> **Data in this exercise**:
# # # # # # #

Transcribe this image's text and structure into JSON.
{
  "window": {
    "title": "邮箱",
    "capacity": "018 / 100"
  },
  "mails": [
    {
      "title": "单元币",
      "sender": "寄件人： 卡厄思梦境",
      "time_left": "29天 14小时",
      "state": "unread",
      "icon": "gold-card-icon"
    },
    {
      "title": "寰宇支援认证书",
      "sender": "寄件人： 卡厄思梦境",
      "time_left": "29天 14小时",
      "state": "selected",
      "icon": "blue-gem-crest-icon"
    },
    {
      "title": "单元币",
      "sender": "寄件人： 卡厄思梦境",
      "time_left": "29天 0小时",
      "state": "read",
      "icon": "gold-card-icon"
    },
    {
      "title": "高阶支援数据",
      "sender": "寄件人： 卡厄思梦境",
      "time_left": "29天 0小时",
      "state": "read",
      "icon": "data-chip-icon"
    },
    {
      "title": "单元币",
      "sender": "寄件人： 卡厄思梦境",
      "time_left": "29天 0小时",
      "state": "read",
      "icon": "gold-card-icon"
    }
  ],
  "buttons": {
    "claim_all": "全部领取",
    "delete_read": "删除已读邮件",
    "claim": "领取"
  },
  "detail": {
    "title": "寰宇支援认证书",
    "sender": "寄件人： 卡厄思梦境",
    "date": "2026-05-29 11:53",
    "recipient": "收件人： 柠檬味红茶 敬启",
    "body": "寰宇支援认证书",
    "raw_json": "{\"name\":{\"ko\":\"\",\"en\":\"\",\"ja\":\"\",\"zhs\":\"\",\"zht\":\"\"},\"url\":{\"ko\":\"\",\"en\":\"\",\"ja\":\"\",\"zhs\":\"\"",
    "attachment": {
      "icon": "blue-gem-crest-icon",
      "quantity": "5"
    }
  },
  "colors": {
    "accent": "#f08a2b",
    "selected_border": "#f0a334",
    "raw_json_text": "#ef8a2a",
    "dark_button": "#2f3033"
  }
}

# # # # # # #

> **Required work**:
Print every record above exactly as written.

> **Output**:
Transcribe this image's text and structure into JSON.
{
  "window": {
    "title": "邮箱",
    "capacity": "018 / 100"
  },
  "mails": [
    {
      "title": "单元币",
      "sender": "寄件人： 卡厄思梦境",
      "time_left": "29天 14小时",
      "state": "unread",
      "icon": "gold-card-icon"
    },
    {
      "title": "寰宇支援认证书",
      "sender": "寄件人： 卡厄思梦境",
      "time_left": "29天 14小时",
      "state": "selected",
      "icon": "blue-gem-crest-icon"
    },
    {
      "title": "单元币",
      "sender": "寄件人： 卡厄思梦境",
      "time_left": "29天 0小时",
      "state": "read",
      "icon": "gold-card-icon"
    },
    {
      "title": "高阶支援数据",
      "sender": "寄件人： 卡厄思梦境",
      "time_left": "29天 0小时",
      "state": "read",
      "icon": "data-chip-icon"
    },
    {
      "title": "单元币",
      "sender": "寄件人： 卡厄思梦境",
      "time_left": "29天 0小时",
      "state": "read",
      "icon": "gold-card-icon"
    }
  ],
  "buttons": {
    "claim_all": "全部领取",
    "delete_read": "删除已读邮件",
    "claim": "领取"
  },
  "detail": {
    "title": "寰宇支援认证书",
    "sender": "寄件人： 卡厄思梦境",
    "date": "2026-05-29 11:53",
    "recipient": "收件人： 柠檬味红茶 敬启",
    "body": "寰宇支援认证书",
    "raw_json": "{\"name\":{\"ko\":\"\",\"en\":\"\",\"ja\":\"\",\"zhs\":\"\",\"zht\":\"\"},\"url\":{\"ko\":\"\",\"en\":\"\",\"ja\":\"\",\"zhs\":\"\"",
    "attachment": {
      "icon": "blue-gem-crest-icon",
      "quantity": "5"
    }
  },
  "colors": {
    "accent": "#f08a2b",
    "selected_border": "#f0a334",
    "raw_json_text": "#ef8a2a",
    "dark_button": "#2f3033"
  }
}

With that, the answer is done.